• [To be done]
Restate the data exactly as given and keep the pictures out.

-------

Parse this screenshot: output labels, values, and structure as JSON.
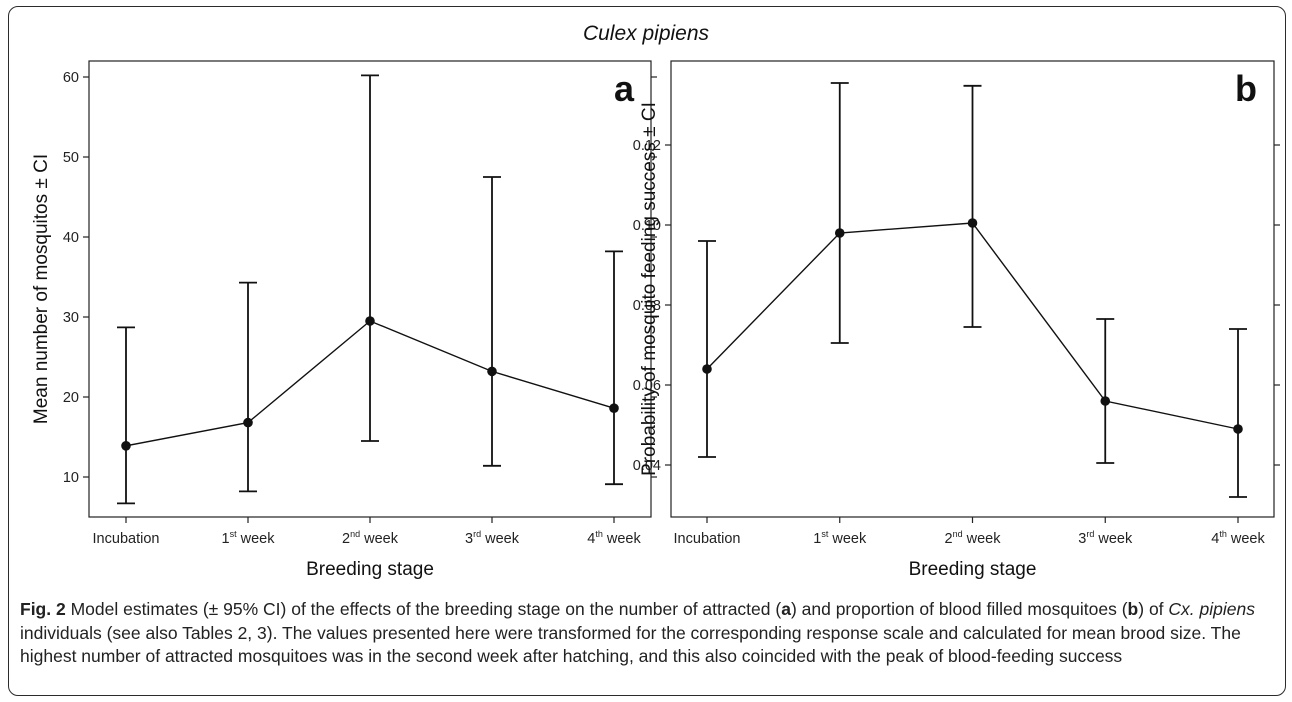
{
  "figure_title": "Culex pipiens",
  "chart_data": [
    {
      "type": "line",
      "panel_label": "a",
      "categories": [
        "Incubation",
        "1st week",
        "2nd week",
        "3rd week",
        "4th week"
      ],
      "category_labels": [
        {
          "base": "Incubation",
          "sup": ""
        },
        {
          "base": "1",
          "sup": "st",
          "rest": " week"
        },
        {
          "base": "2",
          "sup": "nd",
          "rest": " week"
        },
        {
          "base": "3",
          "sup": "rd",
          "rest": " week"
        },
        {
          "base": "4",
          "sup": "th",
          "rest": " week"
        }
      ],
      "series": [
        {
          "values": [
            13.9,
            16.8,
            29.5,
            23.2,
            18.6
          ],
          "ci_lower": [
            6.7,
            8.2,
            14.5,
            11.4,
            9.1
          ],
          "ci_upper": [
            28.7,
            34.3,
            60.2,
            47.5,
            38.2
          ]
        }
      ],
      "xlabel": "Breeding stage",
      "ylabel": "Mean number of mosquitos ± CI",
      "ylim": [
        5,
        62
      ],
      "yticks": [
        10,
        20,
        30,
        40,
        50,
        60
      ],
      "ytick_labels": [
        "10",
        "20",
        "30",
        "40",
        "50",
        "60"
      ],
      "grid": false
    },
    {
      "type": "line",
      "panel_label": "b",
      "categories": [
        "Incubation",
        "1st week",
        "2nd week",
        "3rd week",
        "4th week"
      ],
      "category_labels": [
        {
          "base": "Incubation",
          "sup": ""
        },
        {
          "base": "1",
          "sup": "st",
          "rest": " week"
        },
        {
          "base": "2",
          "sup": "nd",
          "rest": " week"
        },
        {
          "base": "3",
          "sup": "rd",
          "rest": " week"
        },
        {
          "base": "4",
          "sup": "th",
          "rest": " week"
        }
      ],
      "series": [
        {
          "values": [
            0.064,
            0.098,
            0.1005,
            0.056,
            0.049
          ],
          "ci_lower": [
            0.042,
            0.0705,
            0.0745,
            0.0405,
            0.032
          ],
          "ci_upper": [
            0.096,
            0.1355,
            0.1348,
            0.0765,
            0.074
          ]
        }
      ],
      "xlabel": "Breeding stage",
      "ylabel": "Probability of mosquito feeding success ± CI",
      "ylim": [
        0.027,
        0.141
      ],
      "yticks": [
        0.04,
        0.06,
        0.08,
        0.1,
        0.12
      ],
      "ytick_labels": [
        "0.04",
        "0.06",
        "0.08",
        "0.10",
        "0.12"
      ],
      "grid": false
    }
  ],
  "caption": {
    "fig_label": "Fig. 2",
    "p1": " Model estimates (± 95% CI) of the effects of the breeding stage on the number of attracted (",
    "a": "a",
    "p2": ") and proportion of blood filled mosquitoes (",
    "b": "b",
    "p3": ") of ",
    "species": "Cx. pipiens",
    "p4": " individuals (see also Tables 2, 3). The values presented here were transformed for the corresponding response scale and calculated for mean brood size. The highest number of attracted mosquitoes was in the second week after hatching, and this also coincided with the peak of blood-feeding success"
  }
}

-------

• [Output of the exercise]
Parse this screenshot: output labels, values, and structure as JSON.
{
  "figure_title": "Culex pipiens",
  "chart_data": [
    {
      "type": "line",
      "panel_label": "a",
      "categories": [
        "Incubation",
        "1st week",
        "2nd week",
        "3rd week",
        "4th week"
      ],
      "category_labels": [
        {
          "base": "Incubation",
          "sup": ""
        },
        {
          "base": "1",
          "sup": "st",
          "rest": " week"
        },
        {
          "base": "2",
          "sup": "nd",
          "rest": " week"
        },
        {
          "base": "3",
          "sup": "rd",
          "rest": " week"
        },
        {
          "base": "4",
          "sup": "th",
          "rest": " week"
        }
      ],
      "series": [
        {
          "values": [
            13.9,
            16.8,
            29.5,
            23.2,
            18.6
          ],
          "ci_lower": [
            6.7,
            8.2,
            14.5,
            11.4,
            9.1
          ],
          "ci_upper": [
            28.7,
            34.3,
            60.2,
            47.5,
            38.2
          ]
        }
      ],
      "xlabel": "Breeding stage",
      "ylabel": "Mean number of mosquitos ± CI",
      "ylim": [
        5,
        62
      ],
      "yticks": [
        10,
        20,
        30,
        40,
        50,
        60
      ],
      "ytick_labels": [
        "10",
        "20",
        "30",
        "40",
        "50",
        "60"
      ],
      "grid": false
    },
    {
      "type": "line",
      "panel_label": "b",
      "categories": [
        "Incubation",
        "1st week",
        "2nd week",
        "3rd week",
        "4th week"
      ],
      "category_labels": [
        {
          "base": "Incubation",
          "sup": ""
        },
        {
          "base": "1",
          "sup": "st",
          "rest": " week"
        },
        {
          "base": "2",
          "sup": "nd",
          "rest": " week"
        },
        {
          "base": "3",
          "sup": "rd",
          "rest": " week"
        },
        {
          "base": "4",
          "sup": "th",
          "rest": " week"
        }
      ],
      "series": [
        {
          "values": [
            0.064,
            0.098,
            0.1005,
            0.056,
            0.049
          ],
          "ci_lower": [
            0.042,
            0.0705,
            0.0745,
            0.0405,
            0.032
          ],
          "ci_upper": [
            0.096,
            0.1355,
            0.1348,
            0.0765,
            0.074
          ]
        }
      ],
      "xlabel": "Breeding stage",
      "ylabel": "Probability of mosquito feeding success ± CI",
      "ylim": [
        0.027,
        0.141
      ],
      "yticks": [
        0.04,
        0.06,
        0.08,
        0.1,
        0.12
      ],
      "ytick_labels": [
        "0.04",
        "0.06",
        "0.08",
        "0.10",
        "0.12"
      ],
      "grid": false
    }
  ],
  "caption": {
    "fig_label": "Fig. 2",
    "p1": " Model estimates (± 95% CI) of the effects of the breeding stage on the number of attracted (",
    "a": "a",
    "p2": ") and proportion of blood filled mosquitoes (",
    "b": "b",
    "p3": ") of ",
    "species": "Cx. pipiens",
    "p4": " individuals (see also Tables 2, 3). The values presented here were transformed for the corresponding response scale and calculated for mean brood size. The highest number of attracted mosquitoes was in the second week after hatching, and this also coincided with the peak of blood-feeding success"
  }
}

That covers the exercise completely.